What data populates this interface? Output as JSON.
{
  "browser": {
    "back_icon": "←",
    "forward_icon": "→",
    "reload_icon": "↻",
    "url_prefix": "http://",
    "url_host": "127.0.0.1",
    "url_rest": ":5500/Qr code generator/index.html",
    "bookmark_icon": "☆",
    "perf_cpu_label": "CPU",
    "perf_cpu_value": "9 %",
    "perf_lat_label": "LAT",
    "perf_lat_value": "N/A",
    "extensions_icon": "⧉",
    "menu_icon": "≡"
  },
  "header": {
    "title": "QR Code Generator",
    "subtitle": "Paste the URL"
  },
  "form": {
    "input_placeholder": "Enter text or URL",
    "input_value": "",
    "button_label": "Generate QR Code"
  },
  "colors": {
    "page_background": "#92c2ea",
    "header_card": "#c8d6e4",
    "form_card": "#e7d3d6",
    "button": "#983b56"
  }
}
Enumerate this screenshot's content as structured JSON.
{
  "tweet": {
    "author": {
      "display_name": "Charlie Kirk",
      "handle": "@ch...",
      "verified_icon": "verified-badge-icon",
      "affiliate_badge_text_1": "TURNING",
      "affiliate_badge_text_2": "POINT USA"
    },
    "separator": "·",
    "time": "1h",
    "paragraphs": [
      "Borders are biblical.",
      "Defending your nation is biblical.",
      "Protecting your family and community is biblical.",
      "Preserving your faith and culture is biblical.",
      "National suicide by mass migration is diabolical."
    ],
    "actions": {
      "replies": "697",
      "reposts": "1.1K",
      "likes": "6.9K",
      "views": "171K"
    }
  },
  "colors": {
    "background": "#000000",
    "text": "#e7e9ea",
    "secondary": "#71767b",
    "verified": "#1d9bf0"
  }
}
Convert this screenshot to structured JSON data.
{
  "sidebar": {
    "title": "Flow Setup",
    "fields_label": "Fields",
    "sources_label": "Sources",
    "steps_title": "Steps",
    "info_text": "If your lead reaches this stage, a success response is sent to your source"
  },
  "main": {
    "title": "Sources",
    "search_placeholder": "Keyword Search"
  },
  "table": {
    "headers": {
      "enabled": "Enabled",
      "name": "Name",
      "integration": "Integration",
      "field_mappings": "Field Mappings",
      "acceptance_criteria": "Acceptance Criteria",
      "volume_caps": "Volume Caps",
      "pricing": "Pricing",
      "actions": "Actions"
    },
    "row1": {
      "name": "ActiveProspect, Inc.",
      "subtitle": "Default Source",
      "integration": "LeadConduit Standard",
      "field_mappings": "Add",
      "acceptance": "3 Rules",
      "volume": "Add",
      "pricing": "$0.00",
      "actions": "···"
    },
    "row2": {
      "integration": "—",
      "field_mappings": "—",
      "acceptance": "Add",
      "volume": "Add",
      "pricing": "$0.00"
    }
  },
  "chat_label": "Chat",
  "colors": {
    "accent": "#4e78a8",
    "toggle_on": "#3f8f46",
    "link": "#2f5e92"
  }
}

The task: Each line from the one containing "Convert this screenshot" to the final line of the entries above must be returned exactly, and no other line may appear.

Solution to the problem:
Convert this screenshot to structured JSON data.
{
  "sidebar": {
    "title": "Flow Setup",
    "fields_label": "Fields",
    "sources_label": "Sources",
    "steps_title": "Steps",
    "info_text": "If your lead reaches this stage, a success response is sent to your source"
  },
  "main": {
    "title": "Sources",
    "search_placeholder": "Keyword Search"
  },
  "table": {
    "headers": {
      "enabled": "Enabled",
      "name": "Name",
      "integration": "Integration",
      "field_mappings": "Field Mappings",
      "acceptance_criteria": "Acceptance Criteria",
      "volume_caps": "Volume Caps",
      "pricing": "Pricing",
      "actions": "Actions"
    },
    "row1": {
      "name": "ActiveProspect, Inc.",
      "subtitle": "Default Source",
      "integration": "LeadConduit Standard",
      "field_mappings": "Add",
      "acceptance": "3 Rules",
      "volume": "Add",
      "pricing": "$0.00",
      "actions": "···"
    },
    "row2": {
      "integration": "—",
      "field_mappings": "—",
      "acceptance": "Add",
      "volume": "Add",
      "pricing": "$0.00"
    }
  },
  "chat_label": "Chat",
  "colors": {
    "accent": "#4e78a8",
    "toggle_on": "#3f8f46",
    "link": "#2f5e92"
  }
}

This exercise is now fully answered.